Given task:
Return each line containing "Україні".

Entries shown:
***

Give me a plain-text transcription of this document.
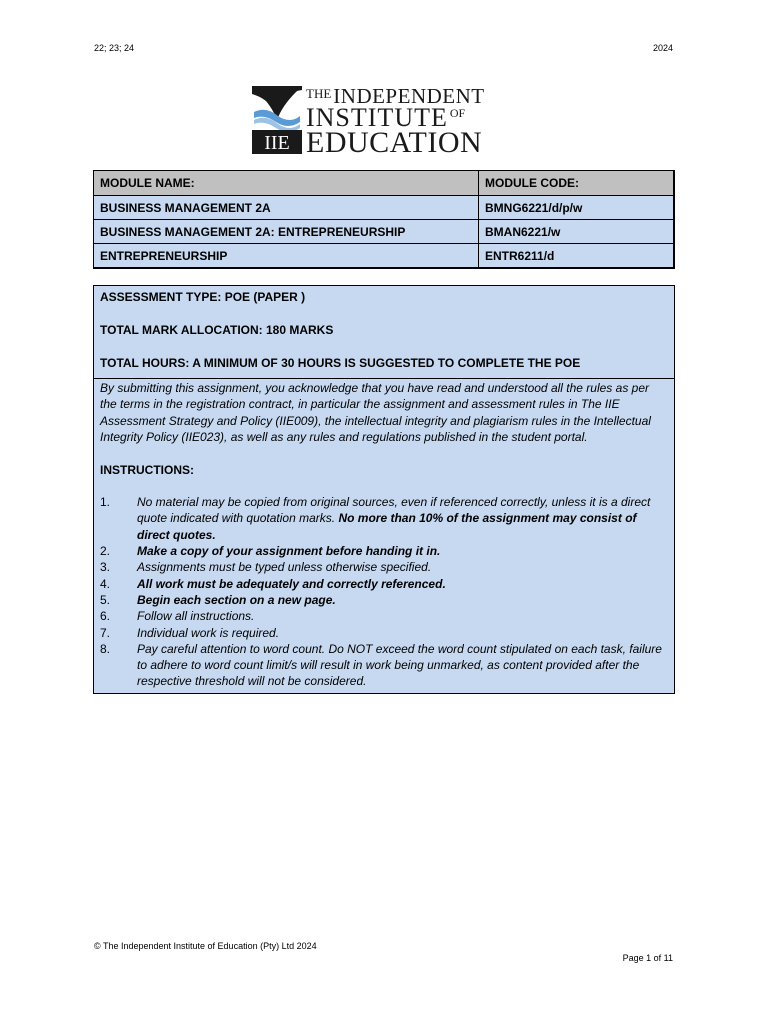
22; 23; 24	2024
IIE
$^{THE}$INDEPENDENT
INSTITUTE $^{OF}$
EDUCATION
MODULE NAME:	MODULE CODE:
BUSINESS MANAGEMENT 2A	BMNG6221/d/p/w
BUSINESS MANAGEMENT 2A: ENTREPRENEURSHIP	BMAN6221/w
ENTREPRENEURSHIP	ENTR6211/d

ASSESSMENT TYPE: POE (PAPER )

TOTAL MARK ALLOCATION: 180 MARKS

TOTAL HOURS: A MINIMUM OF 30 HOURS IS SUGGESTED TO COMPLETE THE POE

By submitting this assignment, you acknowledge that you have read and understood all the rules as per the terms in the registration contract, in particular the assignment and assessment rules in The IIE Assessment Strategy and Policy (IIE009), the intellectual integrity and plagiarism rules in the Intellectual Integrity Policy (IIE023), as well as any rules and regulations published in the student portal.

INSTRUCTIONS:
1. No material may be copied from original sources, even if referenced correctly, unless it is a direct quote indicated with quotation marks. No more than 10% of the assignment may consist of direct quotes.
2. Make a copy of your assignment before handing it in.
3. Assignments must be typed unless otherwise specified.
4. All work must be adequately and correctly referenced.
5. Begin each section on a new page.
6. Follow all instructions.
7. Individual work is required.
8. Pay careful attention to word count. Do NOT exceed the word count stipulated on each task, failure to adhere to word count limit/s will result in work being unmarked, as content provided after the respective threshold will not be considered.
© The Independent Institute of Education (Pty) Ltd 2024
Page 1 of 11
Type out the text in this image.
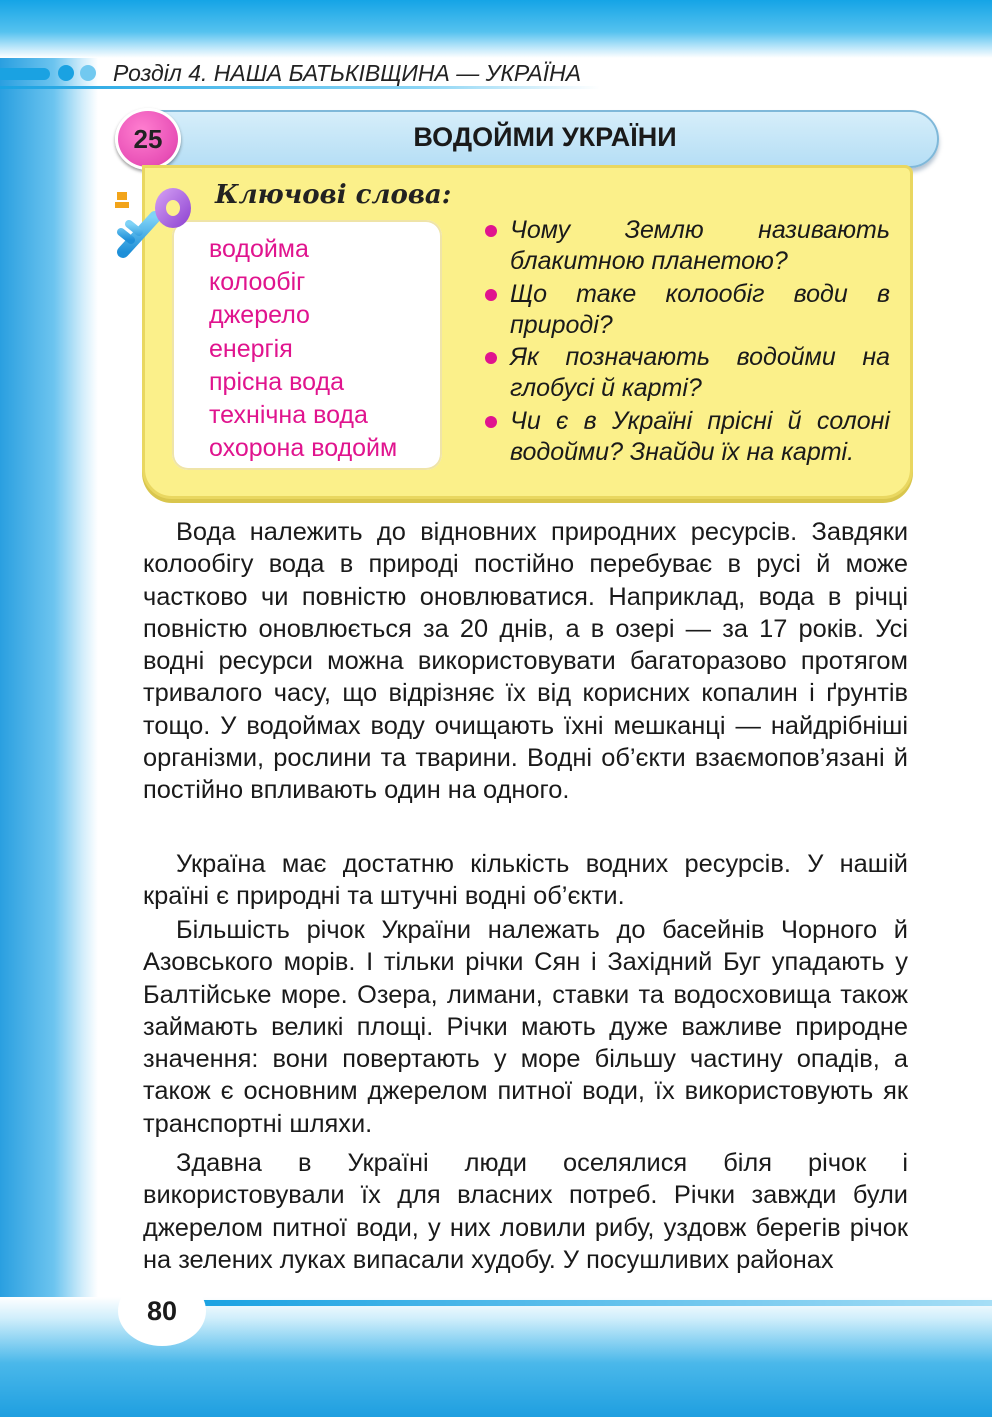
Розділ 4. НАША БАТЬКІВЩИНА — УКРАЇНА
ВОДОЙМИ УКРАЇНИ
25
Ключові слова:
водойма
колообіг
джерело
енергія
прісна вода
технічна вода
охорона водойм
Чому Землю називають блакитною планетою?
Що таке колообіг води в природі?
Як позначають водойми на глобусі й карті?
Чи є в Україні прісні й солоні водойми? Знайди їх на карті.
Вода належить до відновних природних ресурсів. Завдяки колообігу вода в природі постійно перебуває в русі й може частково чи повністю оновлюватися. Наприклад, вода в річці повністю оновлюється за 20 днів, а в озері — за 17 років. Усі водні ресурси можна використовувати багаторазово протягом тривалого часу, що відрізняє їх від корисних копалин і ґрунтів тощо. У водоймах воду очищають їхні мешканці — найдрібніші організми, рослини та тварини. Водні об’єкти взаємопов’язані й постійно впливають один на одного.
Україна має достатню кількість водних ресурсів. У нашій країні є природні та штучні водні об’єкти.
Більшість річок України належать до басейнів Чорного й Азовського морів. І тільки річки Сян і Західний Буг упадають у Балтійське море. Озера, лимани, ставки та водосховища також займають великі площі. Річки мають дуже важливе природне значення: вони повертають у море більшу частину опадів, а також є основним джерелом питної води, їх використовують як транспортні шляхи.
Здавна в Україні люди оселялися біля річок і використовували їх для власних потреб. Річки завжди були джерелом питної води, у них ловили рибу, уздовж берегів річок на зелених луках випасали худобу. У посушливих районах
80
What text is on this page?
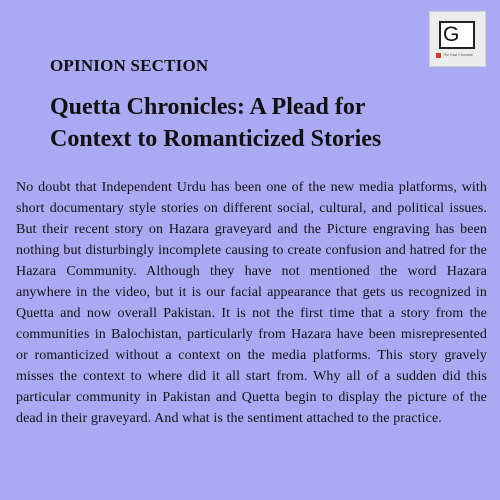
G
The Gazi Chronicle
OPINION SECTION
Quetta Chronicles: A Plead for
Context to Romanticized Stories

No doubt that Independent Urdu has been one of the new media platforms, with short documentary style stories on different social, cultural, and political issues. But their recent story on Hazara graveyard and the Picture engraving has been nothing but disturbingly incomplete causing to create confusion and hatred for the Hazara Community. Although they have not mentioned the word Hazara anywhere in the video, but it is our facial appearance that gets us recognized in Quetta and now overall Pakistan. It is not the first time that a story from the communities in Balochistan, particularly from Hazara have been misrepresented or romanticized without a context on the media platforms. This story gravely misses the context to where did it all start from. Why all of a sudden did this particular community in Pakistan and Quetta begin to display the picture of the dead in their graveyard. And what is the sentiment attached to the practice.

***

Exercise output:
Чи є в Україні прісні й солоні водойми? Знайди їх на карті.
Здавна в Україні люди оселялися біля річок і використовували їх для власних потреб. Річки завжди були джерелом питної води, у них ловили рибу, уздовж берегів річок на зелених луках випасали худобу. У посушливих районах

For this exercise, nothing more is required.